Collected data

---*---

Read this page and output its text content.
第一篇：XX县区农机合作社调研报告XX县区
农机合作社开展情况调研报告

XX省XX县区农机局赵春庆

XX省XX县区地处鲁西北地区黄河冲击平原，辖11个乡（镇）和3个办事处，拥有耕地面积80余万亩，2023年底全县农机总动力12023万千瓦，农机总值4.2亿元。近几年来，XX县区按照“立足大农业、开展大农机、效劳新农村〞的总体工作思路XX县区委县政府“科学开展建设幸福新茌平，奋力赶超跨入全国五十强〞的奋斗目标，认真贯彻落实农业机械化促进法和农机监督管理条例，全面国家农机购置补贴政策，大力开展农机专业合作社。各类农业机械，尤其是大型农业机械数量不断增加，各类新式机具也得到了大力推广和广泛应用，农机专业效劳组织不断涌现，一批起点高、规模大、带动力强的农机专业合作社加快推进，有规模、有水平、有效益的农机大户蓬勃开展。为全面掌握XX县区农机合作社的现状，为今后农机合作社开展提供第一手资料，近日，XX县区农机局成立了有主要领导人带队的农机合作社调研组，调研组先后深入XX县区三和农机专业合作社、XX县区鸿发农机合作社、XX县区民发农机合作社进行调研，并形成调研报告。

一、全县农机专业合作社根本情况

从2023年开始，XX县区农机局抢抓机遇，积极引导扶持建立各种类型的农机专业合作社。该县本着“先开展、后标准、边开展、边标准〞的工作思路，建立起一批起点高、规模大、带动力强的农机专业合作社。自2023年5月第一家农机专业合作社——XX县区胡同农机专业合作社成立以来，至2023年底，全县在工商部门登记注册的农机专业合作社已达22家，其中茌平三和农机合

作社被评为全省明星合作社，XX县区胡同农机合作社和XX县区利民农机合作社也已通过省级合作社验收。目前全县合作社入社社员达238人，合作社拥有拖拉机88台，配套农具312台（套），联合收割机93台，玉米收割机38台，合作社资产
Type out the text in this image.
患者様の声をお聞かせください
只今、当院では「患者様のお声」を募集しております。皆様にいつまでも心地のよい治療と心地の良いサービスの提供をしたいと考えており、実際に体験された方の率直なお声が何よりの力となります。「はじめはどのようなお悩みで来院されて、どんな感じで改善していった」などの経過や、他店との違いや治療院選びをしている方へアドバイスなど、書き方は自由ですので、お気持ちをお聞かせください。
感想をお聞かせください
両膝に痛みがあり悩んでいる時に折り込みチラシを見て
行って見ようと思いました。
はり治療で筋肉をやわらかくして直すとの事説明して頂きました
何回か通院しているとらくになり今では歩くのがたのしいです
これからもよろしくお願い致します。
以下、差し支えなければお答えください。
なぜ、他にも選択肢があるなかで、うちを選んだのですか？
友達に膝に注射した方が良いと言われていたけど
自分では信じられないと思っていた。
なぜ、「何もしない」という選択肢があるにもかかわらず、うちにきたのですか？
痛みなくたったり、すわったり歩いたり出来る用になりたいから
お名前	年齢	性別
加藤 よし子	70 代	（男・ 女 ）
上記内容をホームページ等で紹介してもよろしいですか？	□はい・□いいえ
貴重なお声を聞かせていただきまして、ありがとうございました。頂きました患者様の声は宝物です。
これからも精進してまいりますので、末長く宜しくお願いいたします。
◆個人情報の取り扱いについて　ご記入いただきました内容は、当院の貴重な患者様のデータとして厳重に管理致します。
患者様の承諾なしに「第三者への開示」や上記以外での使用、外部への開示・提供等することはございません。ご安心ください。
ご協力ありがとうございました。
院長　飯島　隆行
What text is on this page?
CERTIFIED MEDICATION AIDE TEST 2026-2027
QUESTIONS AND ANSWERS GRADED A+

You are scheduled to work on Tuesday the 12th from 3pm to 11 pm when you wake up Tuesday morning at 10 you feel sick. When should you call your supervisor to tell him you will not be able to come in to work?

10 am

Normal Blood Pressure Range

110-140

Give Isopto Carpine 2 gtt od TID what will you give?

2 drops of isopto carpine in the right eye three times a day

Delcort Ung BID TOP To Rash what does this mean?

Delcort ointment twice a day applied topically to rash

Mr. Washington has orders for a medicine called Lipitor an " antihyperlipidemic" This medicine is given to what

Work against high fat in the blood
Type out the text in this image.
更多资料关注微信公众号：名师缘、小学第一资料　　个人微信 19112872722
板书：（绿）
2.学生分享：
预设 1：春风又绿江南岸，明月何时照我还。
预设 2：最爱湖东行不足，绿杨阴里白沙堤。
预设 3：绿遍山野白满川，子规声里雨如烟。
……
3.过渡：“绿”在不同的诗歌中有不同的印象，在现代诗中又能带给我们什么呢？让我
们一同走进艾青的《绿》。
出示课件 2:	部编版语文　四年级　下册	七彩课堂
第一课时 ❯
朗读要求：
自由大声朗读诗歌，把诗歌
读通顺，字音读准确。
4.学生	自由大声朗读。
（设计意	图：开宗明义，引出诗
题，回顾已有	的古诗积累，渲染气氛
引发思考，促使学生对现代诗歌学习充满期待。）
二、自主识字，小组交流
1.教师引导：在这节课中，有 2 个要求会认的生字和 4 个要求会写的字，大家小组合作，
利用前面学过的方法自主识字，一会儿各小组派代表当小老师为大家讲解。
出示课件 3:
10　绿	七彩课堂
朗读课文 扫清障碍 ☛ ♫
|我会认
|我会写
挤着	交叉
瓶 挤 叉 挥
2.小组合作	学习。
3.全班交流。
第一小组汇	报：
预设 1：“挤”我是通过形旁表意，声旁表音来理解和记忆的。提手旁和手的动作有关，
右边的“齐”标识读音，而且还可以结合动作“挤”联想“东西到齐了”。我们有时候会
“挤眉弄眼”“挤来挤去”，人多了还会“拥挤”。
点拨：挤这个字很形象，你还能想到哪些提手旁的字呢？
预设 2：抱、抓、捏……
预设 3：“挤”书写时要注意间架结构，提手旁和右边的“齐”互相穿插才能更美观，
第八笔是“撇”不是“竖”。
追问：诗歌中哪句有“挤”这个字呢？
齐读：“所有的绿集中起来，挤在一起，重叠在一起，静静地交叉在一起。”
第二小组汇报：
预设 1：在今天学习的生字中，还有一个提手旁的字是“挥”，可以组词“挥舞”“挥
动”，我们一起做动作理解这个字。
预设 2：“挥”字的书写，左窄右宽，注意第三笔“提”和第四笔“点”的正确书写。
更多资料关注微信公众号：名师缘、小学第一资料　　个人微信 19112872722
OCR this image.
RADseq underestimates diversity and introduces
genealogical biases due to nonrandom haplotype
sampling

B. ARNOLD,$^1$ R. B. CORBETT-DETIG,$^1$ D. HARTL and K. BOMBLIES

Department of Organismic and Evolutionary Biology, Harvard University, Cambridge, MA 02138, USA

---*---

• **Exercise details**: Repeat every entry exactly, please.

• **Correct result**:
Read this page and output its text content.
第一篇：XX县区农机合作社调研报告XX县区
农机合作社开展情况调研报告

XX省XX县区农机局赵春庆

XX省XX县区地处鲁西北地区黄河冲击平原，辖11个乡（镇）和3个办事处，拥有耕地面积80余万亩，2023年底全县农机总动力12023万千瓦，农机总值4.2亿元。近几年来，XX县区按照“立足大农业、开展大农机、效劳新农村〞的总体工作思路XX县区委县政府“科学开展建设幸福新茌平，奋力赶超跨入全国五十强〞的奋斗目标，认真贯彻落实农业机械化促进法和农机监督管理条例，全面国家农机购置补贴政策，大力开展农机专业合作社。各类农业机械，尤其是大型农业机械数量不断增加，各类新式机具也得到了大力推广和广泛应用，农机专业效劳组织不断涌现，一批起点高、规模大、带动力强的农机专业合作社加快推进，有规模、有水平、有效益的农机大户蓬勃开展。为全面掌握XX县区农机合作社的现状，为今后农机合作社开展提供第一手资料，近日，XX县区农机局成立了有主要领导人带队的农机合作社调研组，调研组先后深入XX县区三和农机专业合作社、XX县区鸿发农机合作社、XX县区民发农机合作社进行调研，并形成调研报告。

一、全县农机专业合作社根本情况

从2023年开始，XX县区农机局抢抓机遇，积极引导扶持建立各种类型的农机专业合作社。该县本着“先开展、后标准、边开展、边标准〞的工作思路，建立起一批起点高、规模大、带动力强的农机专业合作社。自2023年5月第一家农机专业合作社——XX县区胡同农机专业合作社成立以来，至2023年底，全县在工商部门登记注册的农机专业合作社已达22家，其中茌平三和农机合

作社被评为全省明星合作社，XX县区胡同农机合作社和XX县区利民农机合作社也已通过省级合作社验收。目前全县合作社入社社员达238人，合作社拥有拖拉机88台，配套农具312台（套），联合收割机93台，玉米收割机38台，合作社资产
Type out the text in this image.
患者様の声をお聞かせください
只今、当院では「患者様のお声」を募集しております。皆様にいつまでも心地のよい治療と心地の良いサービスの提供をしたいと考えており、実際に体験された方の率直なお声が何よりの力となります。「はじめはどのようなお悩みで来院されて、どんな感じで改善していった」などの経過や、他店との違いや治療院選びをしている方へアドバイスなど、書き方は自由ですので、お気持ちをお聞かせください。
感想をお聞かせください
両膝に痛みがあり悩んでいる時に折り込みチラシを見て
行って見ようと思いました。
はり治療で筋肉をやわらかくして直すとの事説明して頂きました
何回か通院しているとらくになり今では歩くのがたのしいです
これからもよろしくお願い致します。
以下、差し支えなければお答えください。
なぜ、他にも選択肢があるなかで、うちを選んだのですか？
友達に膝に注射した方が良いと言われていたけど
自分では信じられないと思っていた。
なぜ、「何もしない」という選択肢があるにもかかわらず、うちにきたのですか？
痛みなくたったり、すわったり歩いたり出来る用になりたいから
お名前	年齢	性別
加藤 よし子	70 代	（男・ 女 ）
上記内容をホームページ等で紹介してもよろしいですか？	□はい・□いいえ
貴重なお声を聞かせていただきまして、ありがとうございました。頂きました患者様の声は宝物です。
これからも精進してまいりますので、末長く宜しくお願いいたします。
◆個人情報の取り扱いについて　ご記入いただきました内容は、当院の貴重な患者様のデータとして厳重に管理致します。
患者様の承諾なしに「第三者への開示」や上記以外での使用、外部への開示・提供等することはございません。ご安心ください。
ご協力ありがとうございました。
院長　飯島　隆行
What text is on this page?
CERTIFIED MEDICATION AIDE TEST 2026-2027
QUESTIONS AND ANSWERS GRADED A+

You are scheduled to work on Tuesday the 12th from 3pm to 11 pm when you wake up Tuesday morning at 10 you feel sick. When should you call your supervisor to tell him you will not be able to come in to work?

10 am

Normal Blood Pressure Range

110-140

Give Isopto Carpine 2 gtt od TID what will you give?

2 drops of isopto carpine in the right eye three times a day

Delcort Ung BID TOP To Rash what does this mean?

Delcort ointment twice a day applied topically to rash

Mr. Washington has orders for a medicine called Lipitor an " antihyperlipidemic" This medicine is given to what

Work against high fat in the blood
Type out the text in this image.
更多资料关注微信公众号：名师缘、小学第一资料　　个人微信 19112872722
板书：（绿）
2.学生分享：
预设 1：春风又绿江南岸，明月何时照我还。
预设 2：最爱湖东行不足，绿杨阴里白沙堤。
预设 3：绿遍山野白满川，子规声里雨如烟。
……
3.过渡：“绿”在不同的诗歌中有不同的印象，在现代诗中又能带给我们什么呢？让我
们一同走进艾青的《绿》。
出示课件 2:	部编版语文　四年级　下册	七彩课堂
第一课时 ❯
朗读要求：
自由大声朗读诗歌，把诗歌
读通顺，字音读准确。
4.学生	自由大声朗读。
（设计意	图：开宗明义，引出诗
题，回顾已有	的古诗积累，渲染气氛
引发思考，促使学生对现代诗歌学习充满期待。）
二、自主识字，小组交流
1.教师引导：在这节课中，有 2 个要求会认的生字和 4 个要求会写的字，大家小组合作，
利用前面学过的方法自主识字，一会儿各小组派代表当小老师为大家讲解。
出示课件 3:
10　绿	七彩课堂
朗读课文 扫清障碍 ☛ ♫
|我会认
|我会写
挤着	交叉
瓶 挤 叉 挥
2.小组合作	学习。
3.全班交流。
第一小组汇	报：
预设 1：“挤”我是通过形旁表意，声旁表音来理解和记忆的。提手旁和手的动作有关，
右边的“齐”标识读音，而且还可以结合动作“挤”联想“东西到齐了”。我们有时候会
“挤眉弄眼”“挤来挤去”，人多了还会“拥挤”。
点拨：挤这个字很形象，你还能想到哪些提手旁的字呢？
预设 2：抱、抓、捏……
预设 3：“挤”书写时要注意间架结构，提手旁和右边的“齐”互相穿插才能更美观，
第八笔是“撇”不是“竖”。
追问：诗歌中哪句有“挤”这个字呢？
齐读：“所有的绿集中起来，挤在一起，重叠在一起，静静地交叉在一起。”
第二小组汇报：
预设 1：在今天学习的生字中，还有一个提手旁的字是“挥”，可以组词“挥舞”“挥
动”，我们一起做动作理解这个字。
预设 2：“挥”字的书写，左窄右宽，注意第三笔“提”和第四笔“点”的正确书写。
更多资料关注微信公众号：名师缘、小学第一资料　　个人微信 19112872722
OCR this image.
RADseq underestimates diversity and introduces
genealogical biases due to nonrandom haplotype
sampling

B. ARNOLD,$^1$ R. B. CORBETT-DETIG,$^1$ D. HARTL and K. BOMBLIES

Department of Organismic and Evolutionary Biology, Harvard University, Cambridge, MA 02138, USA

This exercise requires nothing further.